** Exercise brief **
Your task is to output the entries below word for word.

** Task input **
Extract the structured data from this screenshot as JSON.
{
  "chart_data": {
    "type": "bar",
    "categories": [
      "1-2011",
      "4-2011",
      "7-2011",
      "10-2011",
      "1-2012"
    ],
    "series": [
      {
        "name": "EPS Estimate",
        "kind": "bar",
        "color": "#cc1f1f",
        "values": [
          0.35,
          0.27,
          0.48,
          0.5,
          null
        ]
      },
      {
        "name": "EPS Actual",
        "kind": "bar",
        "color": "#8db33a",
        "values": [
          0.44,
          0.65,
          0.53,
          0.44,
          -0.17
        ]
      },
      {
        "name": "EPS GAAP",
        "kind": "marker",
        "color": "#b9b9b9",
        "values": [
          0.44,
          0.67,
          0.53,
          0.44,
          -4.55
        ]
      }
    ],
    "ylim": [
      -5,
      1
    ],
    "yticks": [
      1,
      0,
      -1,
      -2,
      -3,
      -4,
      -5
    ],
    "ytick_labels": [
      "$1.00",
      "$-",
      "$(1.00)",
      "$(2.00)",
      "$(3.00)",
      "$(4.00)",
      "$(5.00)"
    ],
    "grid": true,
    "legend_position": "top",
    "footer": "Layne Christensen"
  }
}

** Output below **
Extract the structured data from this screenshot as JSON.
{
  "chart_data": {
    "type": "bar",
    "categories": [
      "1-2011",
      "4-2011",
      "7-2011",
      "10-2011",
      "1-2012"
    ],
    "series": [
      {
        "name": "EPS Estimate",
        "kind": "bar",
        "color": "#cc1f1f",
        "values": [
          0.35,
          0.27,
          0.48,
          0.5,
          null
        ]
      },
      {
        "name": "EPS Actual",
        "kind": "bar",
        "color": "#8db33a",
        "values": [
          0.44,
          0.65,
          0.53,
          0.44,
          -0.17
        ]
      },
      {
        "name": "EPS GAAP",
        "kind": "marker",
        "color": "#b9b9b9",
        "values": [
          0.44,
          0.67,
          0.53,
          0.44,
          -4.55
        ]
      }
    ],
    "ylim": [
      -5,
      1
    ],
    "yticks": [
      1,
      0,
      -1,
      -2,
      -3,
      -4,
      -5
    ],
    "ytick_labels": [
      "$1.00",
      "$-",
      "$(1.00)",
      "$(2.00)",
      "$(3.00)",
      "$(4.00)",
      "$(5.00)"
    ],
    "grid": true,
    "legend_position": "top",
    "footer": "Layne Christensen"
  }
}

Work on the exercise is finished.